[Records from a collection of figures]
"""

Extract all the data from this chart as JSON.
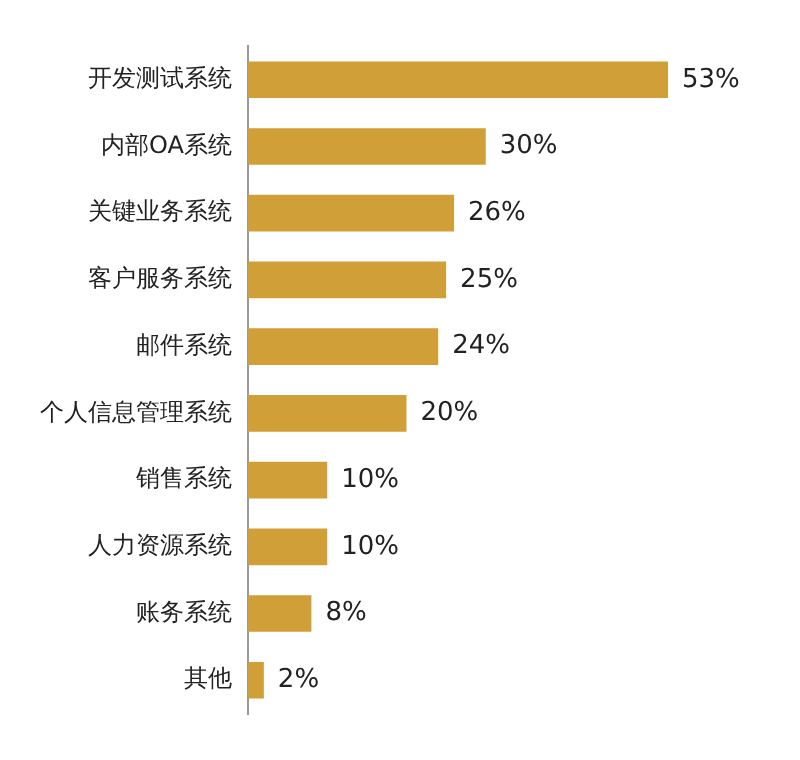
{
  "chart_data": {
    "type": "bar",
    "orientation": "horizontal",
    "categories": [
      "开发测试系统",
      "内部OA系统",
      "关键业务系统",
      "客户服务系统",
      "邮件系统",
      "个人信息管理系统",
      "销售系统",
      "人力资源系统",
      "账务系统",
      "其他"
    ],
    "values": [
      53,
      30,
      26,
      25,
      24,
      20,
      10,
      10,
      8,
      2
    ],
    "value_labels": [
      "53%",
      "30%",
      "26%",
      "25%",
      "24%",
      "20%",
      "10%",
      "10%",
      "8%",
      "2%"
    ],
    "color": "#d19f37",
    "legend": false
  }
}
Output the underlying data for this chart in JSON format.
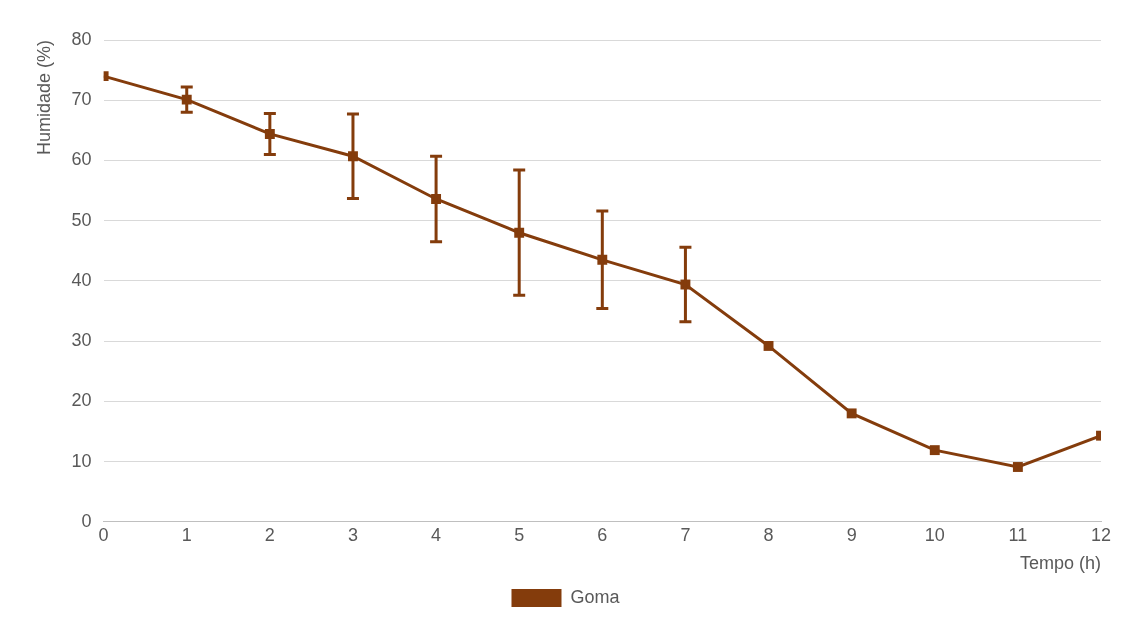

"""
"""

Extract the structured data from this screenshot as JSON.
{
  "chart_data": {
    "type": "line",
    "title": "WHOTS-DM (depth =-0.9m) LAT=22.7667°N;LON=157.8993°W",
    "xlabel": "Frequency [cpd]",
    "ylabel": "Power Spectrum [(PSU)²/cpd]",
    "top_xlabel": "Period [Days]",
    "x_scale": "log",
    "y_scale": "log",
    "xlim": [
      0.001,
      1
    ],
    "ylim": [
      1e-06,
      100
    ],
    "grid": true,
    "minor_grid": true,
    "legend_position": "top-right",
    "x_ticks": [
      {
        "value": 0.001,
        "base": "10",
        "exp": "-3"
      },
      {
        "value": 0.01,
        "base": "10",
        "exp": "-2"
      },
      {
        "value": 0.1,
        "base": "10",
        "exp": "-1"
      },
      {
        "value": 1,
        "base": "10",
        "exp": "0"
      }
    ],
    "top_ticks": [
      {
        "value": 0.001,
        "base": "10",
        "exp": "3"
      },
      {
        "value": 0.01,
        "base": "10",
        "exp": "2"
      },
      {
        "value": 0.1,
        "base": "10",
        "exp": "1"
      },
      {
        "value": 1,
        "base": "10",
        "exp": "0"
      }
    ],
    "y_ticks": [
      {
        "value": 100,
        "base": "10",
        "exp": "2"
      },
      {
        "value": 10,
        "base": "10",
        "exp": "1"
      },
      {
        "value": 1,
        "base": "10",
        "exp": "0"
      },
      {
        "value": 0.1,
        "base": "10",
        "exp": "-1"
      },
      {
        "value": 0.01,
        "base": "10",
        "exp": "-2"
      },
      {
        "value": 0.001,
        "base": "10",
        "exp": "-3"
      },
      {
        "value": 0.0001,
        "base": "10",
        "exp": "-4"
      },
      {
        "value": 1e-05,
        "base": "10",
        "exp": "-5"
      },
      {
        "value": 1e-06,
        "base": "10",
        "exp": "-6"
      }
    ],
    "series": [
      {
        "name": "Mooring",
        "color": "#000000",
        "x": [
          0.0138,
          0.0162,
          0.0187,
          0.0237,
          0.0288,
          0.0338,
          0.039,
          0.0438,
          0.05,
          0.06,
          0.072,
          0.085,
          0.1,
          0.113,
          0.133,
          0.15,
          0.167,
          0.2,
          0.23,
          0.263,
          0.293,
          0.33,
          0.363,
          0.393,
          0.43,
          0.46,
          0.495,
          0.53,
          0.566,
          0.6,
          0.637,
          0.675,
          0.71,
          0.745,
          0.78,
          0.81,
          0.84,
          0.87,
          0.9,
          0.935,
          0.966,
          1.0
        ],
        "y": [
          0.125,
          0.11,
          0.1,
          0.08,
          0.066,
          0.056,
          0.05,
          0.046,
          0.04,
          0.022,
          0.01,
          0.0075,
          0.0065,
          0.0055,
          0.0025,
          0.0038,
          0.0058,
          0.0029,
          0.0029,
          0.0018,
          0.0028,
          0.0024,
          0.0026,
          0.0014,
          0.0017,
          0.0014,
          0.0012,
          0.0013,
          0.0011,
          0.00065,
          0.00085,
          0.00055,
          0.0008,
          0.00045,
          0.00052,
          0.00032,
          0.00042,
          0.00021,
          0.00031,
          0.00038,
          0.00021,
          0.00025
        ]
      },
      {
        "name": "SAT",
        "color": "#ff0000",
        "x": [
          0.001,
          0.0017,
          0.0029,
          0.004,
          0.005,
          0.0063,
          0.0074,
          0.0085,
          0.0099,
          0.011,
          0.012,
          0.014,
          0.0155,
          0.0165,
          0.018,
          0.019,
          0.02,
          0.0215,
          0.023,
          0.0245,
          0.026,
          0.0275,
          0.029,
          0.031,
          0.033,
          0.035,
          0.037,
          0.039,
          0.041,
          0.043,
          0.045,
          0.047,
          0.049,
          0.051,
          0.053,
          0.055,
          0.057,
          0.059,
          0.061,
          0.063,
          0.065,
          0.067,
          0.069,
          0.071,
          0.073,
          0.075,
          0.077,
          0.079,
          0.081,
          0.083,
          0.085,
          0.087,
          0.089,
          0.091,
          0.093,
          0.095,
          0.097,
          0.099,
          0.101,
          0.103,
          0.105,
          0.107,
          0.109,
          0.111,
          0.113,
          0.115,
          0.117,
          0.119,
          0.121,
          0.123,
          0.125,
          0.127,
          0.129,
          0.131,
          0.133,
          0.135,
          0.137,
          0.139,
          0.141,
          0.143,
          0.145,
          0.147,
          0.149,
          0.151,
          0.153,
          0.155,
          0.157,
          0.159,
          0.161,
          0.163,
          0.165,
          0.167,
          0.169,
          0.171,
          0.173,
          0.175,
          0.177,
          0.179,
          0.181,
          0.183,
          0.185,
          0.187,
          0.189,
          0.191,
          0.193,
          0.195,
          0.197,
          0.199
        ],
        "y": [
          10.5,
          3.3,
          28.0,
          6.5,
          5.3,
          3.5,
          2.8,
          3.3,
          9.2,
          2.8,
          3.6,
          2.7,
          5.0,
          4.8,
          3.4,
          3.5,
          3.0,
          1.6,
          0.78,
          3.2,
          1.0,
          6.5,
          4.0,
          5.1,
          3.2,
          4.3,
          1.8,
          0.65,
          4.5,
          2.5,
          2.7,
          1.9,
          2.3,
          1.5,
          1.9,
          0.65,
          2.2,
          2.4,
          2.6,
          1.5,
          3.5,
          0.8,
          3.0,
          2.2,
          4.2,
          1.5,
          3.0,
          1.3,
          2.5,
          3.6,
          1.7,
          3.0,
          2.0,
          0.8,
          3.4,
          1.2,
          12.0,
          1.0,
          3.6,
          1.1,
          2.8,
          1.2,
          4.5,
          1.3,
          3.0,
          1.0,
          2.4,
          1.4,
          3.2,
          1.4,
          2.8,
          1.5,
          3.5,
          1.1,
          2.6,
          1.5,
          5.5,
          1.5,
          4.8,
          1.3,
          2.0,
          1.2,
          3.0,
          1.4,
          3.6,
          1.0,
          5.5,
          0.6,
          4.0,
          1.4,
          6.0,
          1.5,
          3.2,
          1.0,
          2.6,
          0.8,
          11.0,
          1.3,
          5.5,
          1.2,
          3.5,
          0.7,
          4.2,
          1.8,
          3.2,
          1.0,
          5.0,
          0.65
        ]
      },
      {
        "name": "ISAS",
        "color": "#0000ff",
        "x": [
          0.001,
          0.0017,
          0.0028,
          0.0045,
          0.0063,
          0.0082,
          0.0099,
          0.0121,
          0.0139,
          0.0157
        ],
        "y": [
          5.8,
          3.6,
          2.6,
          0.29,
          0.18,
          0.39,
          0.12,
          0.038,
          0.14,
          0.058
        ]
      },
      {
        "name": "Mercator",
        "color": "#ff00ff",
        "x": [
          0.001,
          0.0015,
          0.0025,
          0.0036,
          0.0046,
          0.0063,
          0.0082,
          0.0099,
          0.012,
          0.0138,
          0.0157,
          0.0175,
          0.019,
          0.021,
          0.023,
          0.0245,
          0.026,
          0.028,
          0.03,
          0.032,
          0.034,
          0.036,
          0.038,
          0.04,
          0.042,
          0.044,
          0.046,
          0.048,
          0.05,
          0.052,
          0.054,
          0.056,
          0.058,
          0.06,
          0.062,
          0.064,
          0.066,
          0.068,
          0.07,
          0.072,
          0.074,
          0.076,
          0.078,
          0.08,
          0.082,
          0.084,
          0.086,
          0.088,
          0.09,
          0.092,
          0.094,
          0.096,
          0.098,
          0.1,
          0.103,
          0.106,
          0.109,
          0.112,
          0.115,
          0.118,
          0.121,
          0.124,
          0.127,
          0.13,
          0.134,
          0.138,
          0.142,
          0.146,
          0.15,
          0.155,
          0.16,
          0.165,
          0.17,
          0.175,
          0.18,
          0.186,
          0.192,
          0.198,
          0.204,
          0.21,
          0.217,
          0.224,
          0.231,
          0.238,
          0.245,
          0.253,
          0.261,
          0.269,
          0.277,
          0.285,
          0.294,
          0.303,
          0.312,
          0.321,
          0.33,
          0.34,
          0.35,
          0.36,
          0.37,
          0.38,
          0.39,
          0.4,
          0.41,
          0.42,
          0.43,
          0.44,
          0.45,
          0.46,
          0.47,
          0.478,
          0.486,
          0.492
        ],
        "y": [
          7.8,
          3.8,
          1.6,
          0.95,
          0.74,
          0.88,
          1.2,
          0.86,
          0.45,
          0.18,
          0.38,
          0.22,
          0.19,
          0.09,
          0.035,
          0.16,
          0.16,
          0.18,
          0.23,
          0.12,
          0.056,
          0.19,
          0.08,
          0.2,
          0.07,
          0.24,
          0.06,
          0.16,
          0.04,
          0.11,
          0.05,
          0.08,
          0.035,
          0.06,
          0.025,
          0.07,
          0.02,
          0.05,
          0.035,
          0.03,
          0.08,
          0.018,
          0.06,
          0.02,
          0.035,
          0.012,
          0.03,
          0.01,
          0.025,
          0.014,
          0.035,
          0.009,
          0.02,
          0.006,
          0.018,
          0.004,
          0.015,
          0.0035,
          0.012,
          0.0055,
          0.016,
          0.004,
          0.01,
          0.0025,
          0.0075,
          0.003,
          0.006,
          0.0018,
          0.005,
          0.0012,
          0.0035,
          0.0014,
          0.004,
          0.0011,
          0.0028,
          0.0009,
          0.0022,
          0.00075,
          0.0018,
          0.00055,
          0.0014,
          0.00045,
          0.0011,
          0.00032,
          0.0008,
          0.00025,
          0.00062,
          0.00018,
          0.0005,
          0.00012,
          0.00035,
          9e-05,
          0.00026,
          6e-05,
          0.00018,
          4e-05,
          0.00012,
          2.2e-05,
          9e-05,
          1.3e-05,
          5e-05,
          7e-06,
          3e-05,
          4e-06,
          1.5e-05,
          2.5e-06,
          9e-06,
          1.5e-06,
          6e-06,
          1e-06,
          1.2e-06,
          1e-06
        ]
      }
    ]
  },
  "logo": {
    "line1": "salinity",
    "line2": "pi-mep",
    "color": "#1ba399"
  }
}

"""

• Exercise: Return exactly the lines from the one with "Extract all the data from this chart as JSON." to the one with "Output the underlying", both ends kept, and only those. Images are left out.

• Output of the task:
Extract all the data from this chart as JSON.
{
  "chart_data": {
    "type": "bar",
    "orientation": "horizontal",
    "categories": [
      "开发测试系统",
      "内部OA系统",
      "关键业务系统",
      "客户服务系统",
      "邮件系统",
      "个人信息管理系统",
      "销售系统",
      "人力资源系统",
      "账务系统",
      "其他"
    ],
    "values": [
      53,
      30,
      26,
      25,
      24,
      20,
      10,
      10,
      8,
      2
    ],
    "value_labels": [
      "53%",
      "30%",
      "26%",
      "25%",
      "24%",
      "20%",
      "10%",
      "10%",
      "8%",
      "2%"
    ],
    "color": "#d19f37",
    "legend": false
  }
}
Output the underlying data for this chart in JSON format.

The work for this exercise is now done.